-- START Provided data --

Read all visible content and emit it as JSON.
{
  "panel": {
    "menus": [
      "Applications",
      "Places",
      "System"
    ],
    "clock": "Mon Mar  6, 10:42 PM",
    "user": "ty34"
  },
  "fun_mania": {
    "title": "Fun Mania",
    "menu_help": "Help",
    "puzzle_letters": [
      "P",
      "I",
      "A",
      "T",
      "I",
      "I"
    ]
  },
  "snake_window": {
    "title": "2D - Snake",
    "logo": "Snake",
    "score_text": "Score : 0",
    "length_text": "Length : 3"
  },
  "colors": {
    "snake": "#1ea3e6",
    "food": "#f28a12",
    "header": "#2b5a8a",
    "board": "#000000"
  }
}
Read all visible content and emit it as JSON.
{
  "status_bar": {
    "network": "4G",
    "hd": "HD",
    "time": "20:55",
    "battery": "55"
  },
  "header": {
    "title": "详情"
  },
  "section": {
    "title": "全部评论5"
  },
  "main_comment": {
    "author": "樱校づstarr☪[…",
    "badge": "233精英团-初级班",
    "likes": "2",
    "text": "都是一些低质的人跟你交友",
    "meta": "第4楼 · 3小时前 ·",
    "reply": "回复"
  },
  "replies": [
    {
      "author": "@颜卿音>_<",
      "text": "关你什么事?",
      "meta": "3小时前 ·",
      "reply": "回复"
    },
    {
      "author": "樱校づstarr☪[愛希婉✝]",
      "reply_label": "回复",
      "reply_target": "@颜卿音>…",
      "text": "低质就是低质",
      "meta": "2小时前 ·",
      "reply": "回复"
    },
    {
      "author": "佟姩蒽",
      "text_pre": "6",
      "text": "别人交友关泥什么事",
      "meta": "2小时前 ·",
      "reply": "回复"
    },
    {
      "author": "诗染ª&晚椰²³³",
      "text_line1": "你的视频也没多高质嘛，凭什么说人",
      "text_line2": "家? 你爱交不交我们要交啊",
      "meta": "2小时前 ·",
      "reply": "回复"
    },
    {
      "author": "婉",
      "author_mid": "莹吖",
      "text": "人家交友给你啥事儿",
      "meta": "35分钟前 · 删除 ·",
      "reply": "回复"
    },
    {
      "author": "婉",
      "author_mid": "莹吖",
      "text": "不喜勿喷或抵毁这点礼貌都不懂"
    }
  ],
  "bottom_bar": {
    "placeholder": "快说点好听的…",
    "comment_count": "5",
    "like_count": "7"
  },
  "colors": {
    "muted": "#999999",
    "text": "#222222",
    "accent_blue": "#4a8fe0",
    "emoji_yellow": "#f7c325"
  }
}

-- END Provided data --

> **Instructions for the task**:
Set down the entries above again, word for word.

> **Response to this exercise**:
Read all visible content and emit it as JSON.
{
  "panel": {
    "menus": [
      "Applications",
      "Places",
      "System"
    ],
    "clock": "Mon Mar  6, 10:42 PM",
    "user": "ty34"
  },
  "fun_mania": {
    "title": "Fun Mania",
    "menu_help": "Help",
    "puzzle_letters": [
      "P",
      "I",
      "A",
      "T",
      "I",
      "I"
    ]
  },
  "snake_window": {
    "title": "2D - Snake",
    "logo": "Snake",
    "score_text": "Score : 0",
    "length_text": "Length : 3"
  },
  "colors": {
    "snake": "#1ea3e6",
    "food": "#f28a12",
    "header": "#2b5a8a",
    "board": "#000000"
  }
}
Read all visible content and emit it as JSON.
{
  "status_bar": {
    "network": "4G",
    "hd": "HD",
    "time": "20:55",
    "battery": "55"
  },
  "header": {
    "title": "详情"
  },
  "section": {
    "title": "全部评论5"
  },
  "main_comment": {
    "author": "樱校づstarr☪[…",
    "badge": "233精英团-初级班",
    "likes": "2",
    "text": "都是一些低质的人跟你交友",
    "meta": "第4楼 · 3小时前 ·",
    "reply": "回复"
  },
  "replies": [
    {
      "author": "@颜卿音>_<",
      "text": "关你什么事?",
      "meta": "3小时前 ·",
      "reply": "回复"
    },
    {
      "author": "樱校づstarr☪[愛希婉✝]",
      "reply_label": "回复",
      "reply_target": "@颜卿音>…",
      "text": "低质就是低质",
      "meta": "2小时前 ·",
      "reply": "回复"
    },
    {
      "author": "佟姩蒽",
      "text_pre": "6",
      "text": "别人交友关泥什么事",
      "meta": "2小时前 ·",
      "reply": "回复"
    },
    {
      "author": "诗染ª&晚椰²³³",
      "text_line1": "你的视频也没多高质嘛，凭什么说人",
      "text_line2": "家? 你爱交不交我们要交啊",
      "meta": "2小时前 ·",
      "reply": "回复"
    },
    {
      "author": "婉",
      "author_mid": "莹吖",
      "text": "人家交友给你啥事儿",
      "meta": "35分钟前 · 删除 ·",
      "reply": "回复"
    },
    {
      "author": "婉",
      "author_mid": "莹吖",
      "text": "不喜勿喷或抵毁这点礼貌都不懂"
    }
  ],
  "bottom_bar": {
    "placeholder": "快说点好听的…",
    "comment_count": "5",
    "like_count": "7"
  },
  "colors": {
    "muted": "#999999",
    "text": "#222222",
    "accent_blue": "#4a8fe0",
    "emoji_yellow": "#f7c325"
  }
}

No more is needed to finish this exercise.